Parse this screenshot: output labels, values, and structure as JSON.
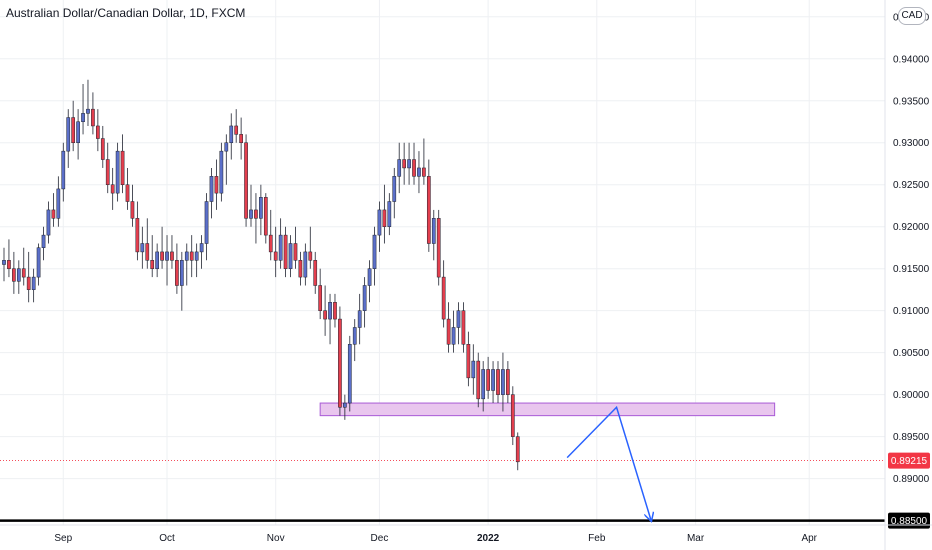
{
  "title": "Australian Dollar/Canadian Dollar, 1D, FXCM",
  "currency_badge": "CAD",
  "colors": {
    "up": "#5b6fc9",
    "down": "#e33f4e",
    "zone_fill": "#e9c6ee",
    "zone_stroke": "#a85bd6",
    "arrow": "#2962ff",
    "grid": "#eef0f3",
    "current": "#f23645"
  },
  "chart_data": {
    "type": "candlestick",
    "title": "Australian Dollar/Canadian Dollar, 1D, FXCM",
    "ylim": [
      0.8815,
      0.947
    ],
    "yticks": [
      "0.94500",
      "0.94000",
      "0.93500",
      "0.93000",
      "0.92500",
      "0.92000",
      "0.91500",
      "0.91000",
      "0.90500",
      "0.90000",
      "0.89500",
      "0.89000"
    ],
    "ytick_values": [
      0.945,
      0.94,
      0.935,
      0.93,
      0.925,
      0.92,
      0.915,
      0.91,
      0.905,
      0.9,
      0.895,
      0.89
    ],
    "x_labels": [
      {
        "text": "Sep",
        "index": 12,
        "bold": false
      },
      {
        "text": "Oct",
        "index": 33,
        "bold": false
      },
      {
        "text": "Nov",
        "index": 55,
        "bold": false
      },
      {
        "text": "Dec",
        "index": 76,
        "bold": false
      },
      {
        "text": "2022",
        "index": 98,
        "bold": true
      },
      {
        "text": "Feb",
        "index": 120,
        "bold": false
      },
      {
        "text": "Mar",
        "index": 140,
        "bold": false
      },
      {
        "text": "Apr",
        "index": 163,
        "bold": false
      }
    ],
    "candles": [
      [
        0.9155,
        0.9175,
        0.9135,
        0.916
      ],
      [
        0.916,
        0.9185,
        0.914,
        0.915
      ],
      [
        0.915,
        0.917,
        0.912,
        0.9135
      ],
      [
        0.9135,
        0.916,
        0.912,
        0.915
      ],
      [
        0.915,
        0.9175,
        0.913,
        0.914
      ],
      [
        0.914,
        0.917,
        0.911,
        0.9125
      ],
      [
        0.9125,
        0.915,
        0.911,
        0.914
      ],
      [
        0.914,
        0.918,
        0.913,
        0.9175
      ],
      [
        0.9175,
        0.92,
        0.916,
        0.919
      ],
      [
        0.919,
        0.923,
        0.918,
        0.922
      ],
      [
        0.922,
        0.924,
        0.92,
        0.921
      ],
      [
        0.921,
        0.926,
        0.92,
        0.9245
      ],
      [
        0.9245,
        0.93,
        0.923,
        0.929
      ],
      [
        0.929,
        0.934,
        0.927,
        0.933
      ],
      [
        0.933,
        0.935,
        0.929,
        0.93
      ],
      [
        0.93,
        0.934,
        0.928,
        0.9325
      ],
      [
        0.9325,
        0.937,
        0.931,
        0.9335
      ],
      [
        0.9335,
        0.9375,
        0.932,
        0.934
      ],
      [
        0.934,
        0.936,
        0.931,
        0.932
      ],
      [
        0.932,
        0.934,
        0.929,
        0.9305
      ],
      [
        0.9305,
        0.932,
        0.927,
        0.928
      ],
      [
        0.928,
        0.93,
        0.924,
        0.925
      ],
      [
        0.925,
        0.927,
        0.922,
        0.924
      ],
      [
        0.924,
        0.93,
        0.923,
        0.929
      ],
      [
        0.929,
        0.931,
        0.924,
        0.925
      ],
      [
        0.925,
        0.927,
        0.922,
        0.923
      ],
      [
        0.923,
        0.925,
        0.92,
        0.921
      ],
      [
        0.921,
        0.923,
        0.916,
        0.917
      ],
      [
        0.917,
        0.92,
        0.915,
        0.918
      ],
      [
        0.918,
        0.921,
        0.915,
        0.916
      ],
      [
        0.916,
        0.919,
        0.914,
        0.915
      ],
      [
        0.915,
        0.918,
        0.914,
        0.917
      ],
      [
        0.917,
        0.92,
        0.915,
        0.916
      ],
      [
        0.916,
        0.919,
        0.913,
        0.917
      ],
      [
        0.917,
        0.919,
        0.915,
        0.916
      ],
      [
        0.916,
        0.918,
        0.912,
        0.913
      ],
      [
        0.913,
        0.917,
        0.91,
        0.916
      ],
      [
        0.916,
        0.918,
        0.913,
        0.917
      ],
      [
        0.917,
        0.919,
        0.914,
        0.916
      ],
      [
        0.916,
        0.918,
        0.914,
        0.917
      ],
      [
        0.917,
        0.919,
        0.915,
        0.918
      ],
      [
        0.918,
        0.924,
        0.916,
        0.923
      ],
      [
        0.923,
        0.927,
        0.921,
        0.926
      ],
      [
        0.926,
        0.928,
        0.922,
        0.924
      ],
      [
        0.924,
        0.93,
        0.923,
        0.929
      ],
      [
        0.929,
        0.931,
        0.925,
        0.93
      ],
      [
        0.93,
        0.9335,
        0.928,
        0.932
      ],
      [
        0.932,
        0.934,
        0.93,
        0.931
      ],
      [
        0.931,
        0.933,
        0.928,
        0.93
      ],
      [
        0.93,
        0.931,
        0.92,
        0.921
      ],
      [
        0.921,
        0.925,
        0.92,
        0.922
      ],
      [
        0.922,
        0.924,
        0.918,
        0.921
      ],
      [
        0.921,
        0.925,
        0.919,
        0.9235
      ],
      [
        0.9235,
        0.924,
        0.918,
        0.919
      ],
      [
        0.919,
        0.922,
        0.916,
        0.917
      ],
      [
        0.917,
        0.92,
        0.914,
        0.916
      ],
      [
        0.916,
        0.921,
        0.915,
        0.919
      ],
      [
        0.919,
        0.92,
        0.914,
        0.915
      ],
      [
        0.915,
        0.919,
        0.914,
        0.918
      ],
      [
        0.918,
        0.92,
        0.915,
        0.916
      ],
      [
        0.916,
        0.917,
        0.913,
        0.914
      ],
      [
        0.914,
        0.918,
        0.913,
        0.917
      ],
      [
        0.917,
        0.92,
        0.915,
        0.916
      ],
      [
        0.916,
        0.917,
        0.912,
        0.913
      ],
      [
        0.913,
        0.915,
        0.909,
        0.91
      ],
      [
        0.91,
        0.913,
        0.907,
        0.909
      ],
      [
        0.909,
        0.912,
        0.906,
        0.911
      ],
      [
        0.911,
        0.912,
        0.908,
        0.909
      ],
      [
        0.909,
        0.9105,
        0.8975,
        0.8985
      ],
      [
        0.8985,
        0.9,
        0.897,
        0.899
      ],
      [
        0.899,
        0.907,
        0.898,
        0.906
      ],
      [
        0.906,
        0.909,
        0.904,
        0.908
      ],
      [
        0.908,
        0.912,
        0.906,
        0.91
      ],
      [
        0.91,
        0.914,
        0.908,
        0.913
      ],
      [
        0.913,
        0.916,
        0.911,
        0.915
      ],
      [
        0.915,
        0.92,
        0.913,
        0.919
      ],
      [
        0.919,
        0.923,
        0.917,
        0.922
      ],
      [
        0.922,
        0.925,
        0.918,
        0.92
      ],
      [
        0.92,
        0.924,
        0.919,
        0.923
      ],
      [
        0.923,
        0.927,
        0.921,
        0.926
      ],
      [
        0.926,
        0.93,
        0.924,
        0.928
      ],
      [
        0.928,
        0.93,
        0.925,
        0.927
      ],
      [
        0.927,
        0.93,
        0.925,
        0.928
      ],
      [
        0.928,
        0.93,
        0.925,
        0.926
      ],
      [
        0.926,
        0.929,
        0.924,
        0.927
      ],
      [
        0.927,
        0.9305,
        0.925,
        0.926
      ],
      [
        0.926,
        0.928,
        0.917,
        0.918
      ],
      [
        0.918,
        0.922,
        0.916,
        0.921
      ],
      [
        0.921,
        0.922,
        0.913,
        0.914
      ],
      [
        0.914,
        0.916,
        0.908,
        0.909
      ],
      [
        0.909,
        0.911,
        0.905,
        0.906
      ],
      [
        0.906,
        0.91,
        0.905,
        0.908
      ],
      [
        0.908,
        0.911,
        0.906,
        0.91
      ],
      [
        0.91,
        0.911,
        0.905,
        0.906
      ],
      [
        0.906,
        0.9075,
        0.901,
        0.902
      ],
      [
        0.902,
        0.906,
        0.9,
        0.904
      ],
      [
        0.904,
        0.905,
        0.8985,
        0.8995
      ],
      [
        0.8995,
        0.904,
        0.898,
        0.903
      ],
      [
        0.903,
        0.9045,
        0.8995,
        0.9005
      ],
      [
        0.9005,
        0.904,
        0.899,
        0.903
      ],
      [
        0.903,
        0.904,
        0.899,
        0.9
      ],
      [
        0.9,
        0.905,
        0.898,
        0.903
      ],
      [
        0.903,
        0.904,
        0.899,
        0.9
      ],
      [
        0.9,
        0.901,
        0.894,
        0.895
      ],
      [
        0.895,
        0.8955,
        0.891,
        0.892
      ]
    ],
    "support_zone": {
      "from": 0.8975,
      "to": 0.899,
      "start_index": 64,
      "end_index": 156
    },
    "projection": [
      {
        "index": 114,
        "value": 0.8925
      },
      {
        "index": 124,
        "value": 0.8985
      },
      {
        "index": 131,
        "value": 0.885
      }
    ],
    "horizontal_line": {
      "value": 0.885,
      "label": "0.88500"
    },
    "current_price": {
      "value": 0.89215,
      "label": "0.89215"
    }
  }
}
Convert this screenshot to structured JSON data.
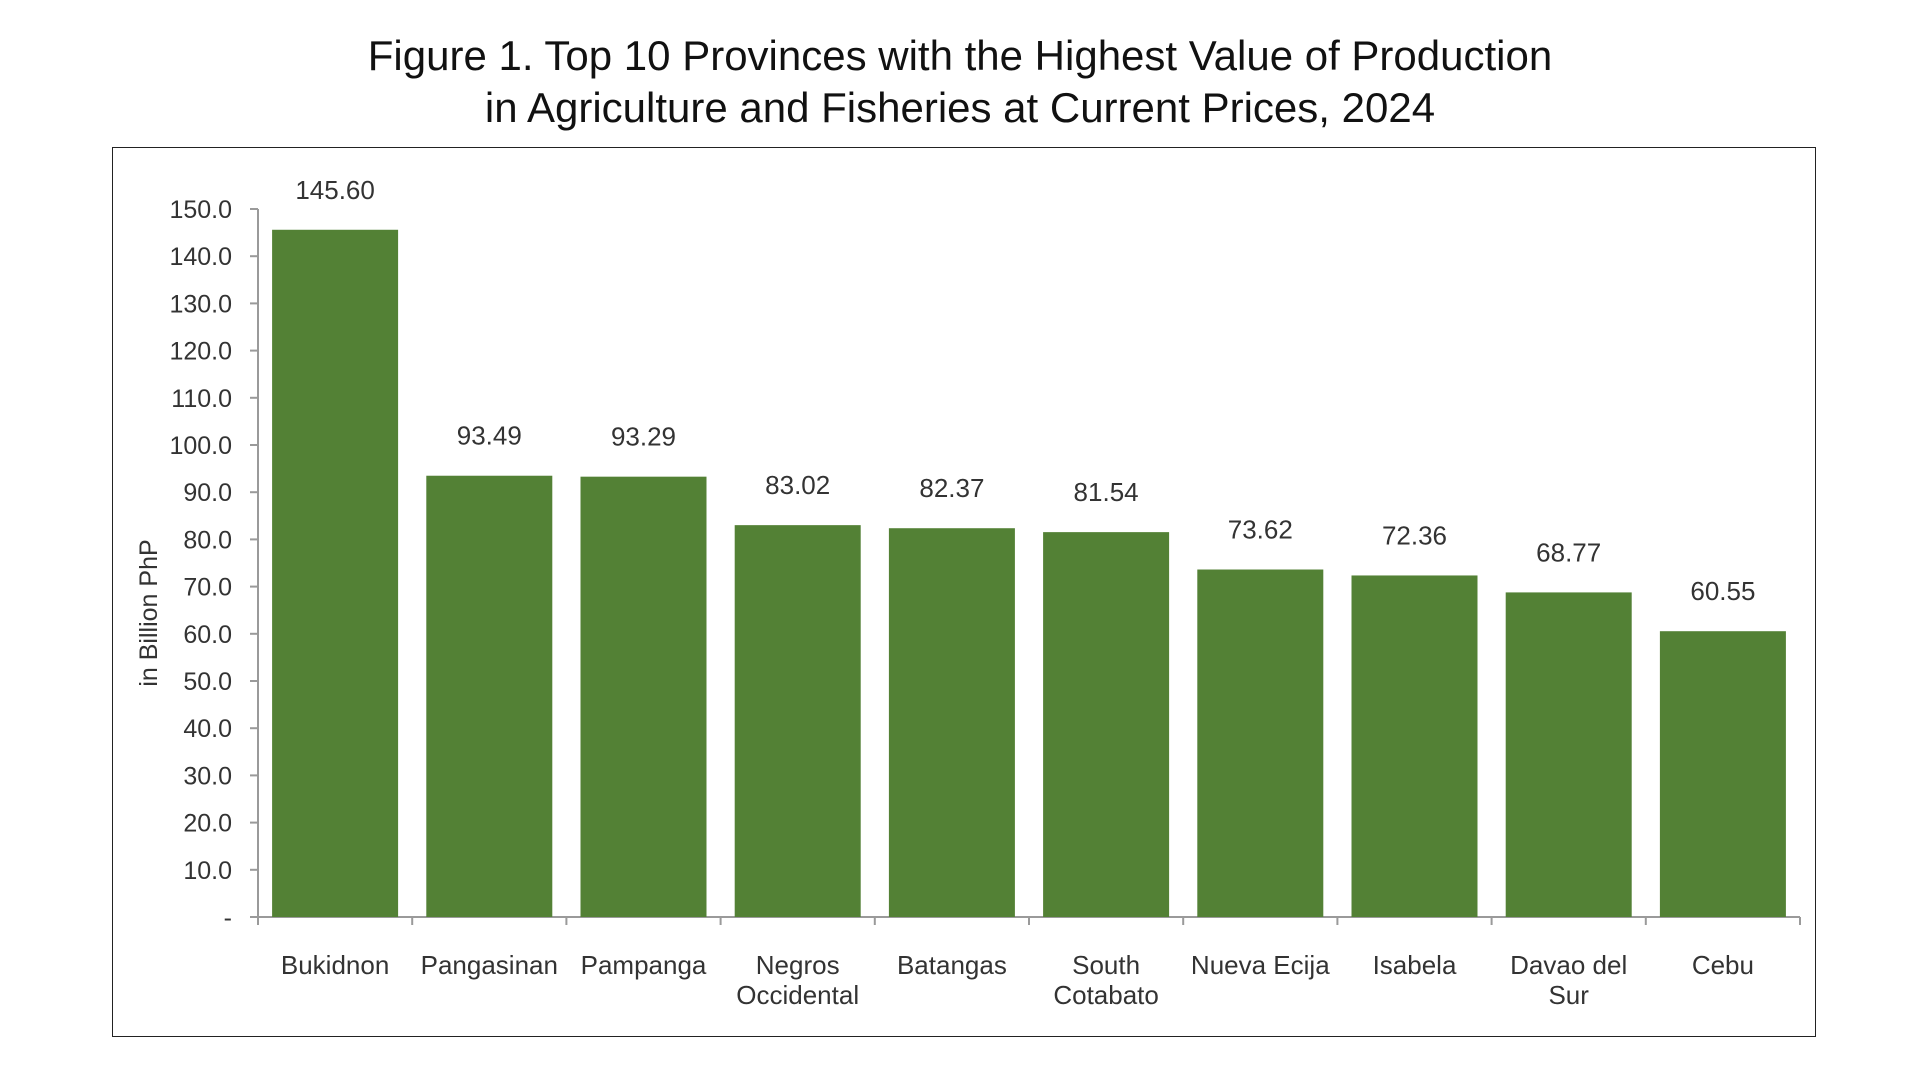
——————
*Your instructions*
Where a line holds the string "JSON", copy that line.

*Task output*
Parse this screenshot: output labels, values, and structure as JSON.
Convert this screenshot to structured JSON data.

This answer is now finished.